Extracted data entries:

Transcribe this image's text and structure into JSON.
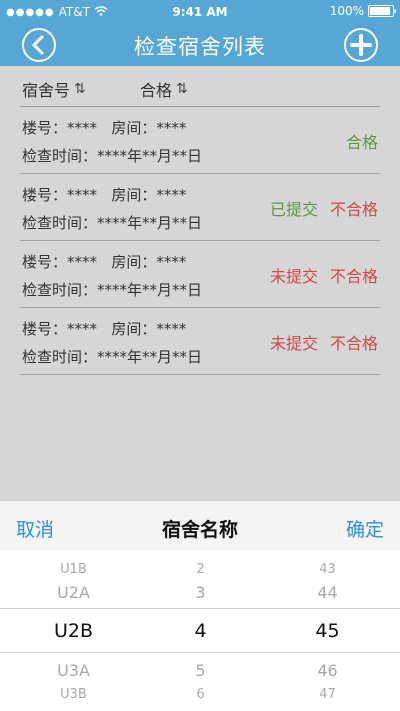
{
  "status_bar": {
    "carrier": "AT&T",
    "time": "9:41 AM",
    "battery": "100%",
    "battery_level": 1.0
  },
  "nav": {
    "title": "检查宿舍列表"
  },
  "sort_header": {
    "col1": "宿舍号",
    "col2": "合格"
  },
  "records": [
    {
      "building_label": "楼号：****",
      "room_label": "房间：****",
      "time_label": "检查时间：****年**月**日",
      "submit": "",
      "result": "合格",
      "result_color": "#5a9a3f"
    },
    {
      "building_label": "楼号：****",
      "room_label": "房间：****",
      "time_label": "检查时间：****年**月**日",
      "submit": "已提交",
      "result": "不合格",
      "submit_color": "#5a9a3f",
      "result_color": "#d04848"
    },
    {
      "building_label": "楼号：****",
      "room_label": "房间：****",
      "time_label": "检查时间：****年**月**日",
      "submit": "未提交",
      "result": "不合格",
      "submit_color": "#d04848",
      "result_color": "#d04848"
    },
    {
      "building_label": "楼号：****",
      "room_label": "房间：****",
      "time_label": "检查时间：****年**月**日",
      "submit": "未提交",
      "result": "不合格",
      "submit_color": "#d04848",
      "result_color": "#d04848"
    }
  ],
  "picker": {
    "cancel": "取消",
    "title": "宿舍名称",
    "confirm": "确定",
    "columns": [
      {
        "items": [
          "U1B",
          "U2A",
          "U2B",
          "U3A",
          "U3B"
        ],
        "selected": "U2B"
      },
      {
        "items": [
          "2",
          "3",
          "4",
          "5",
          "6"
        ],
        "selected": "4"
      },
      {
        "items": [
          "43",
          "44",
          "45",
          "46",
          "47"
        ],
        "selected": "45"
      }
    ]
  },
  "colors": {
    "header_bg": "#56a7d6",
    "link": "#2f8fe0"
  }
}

> _Stated task_:
Return each line of the listing that holds the string "selected".

> _Answer to this task_:
        "selected": "U2B"
        "selected": "4"
        "selected": "45"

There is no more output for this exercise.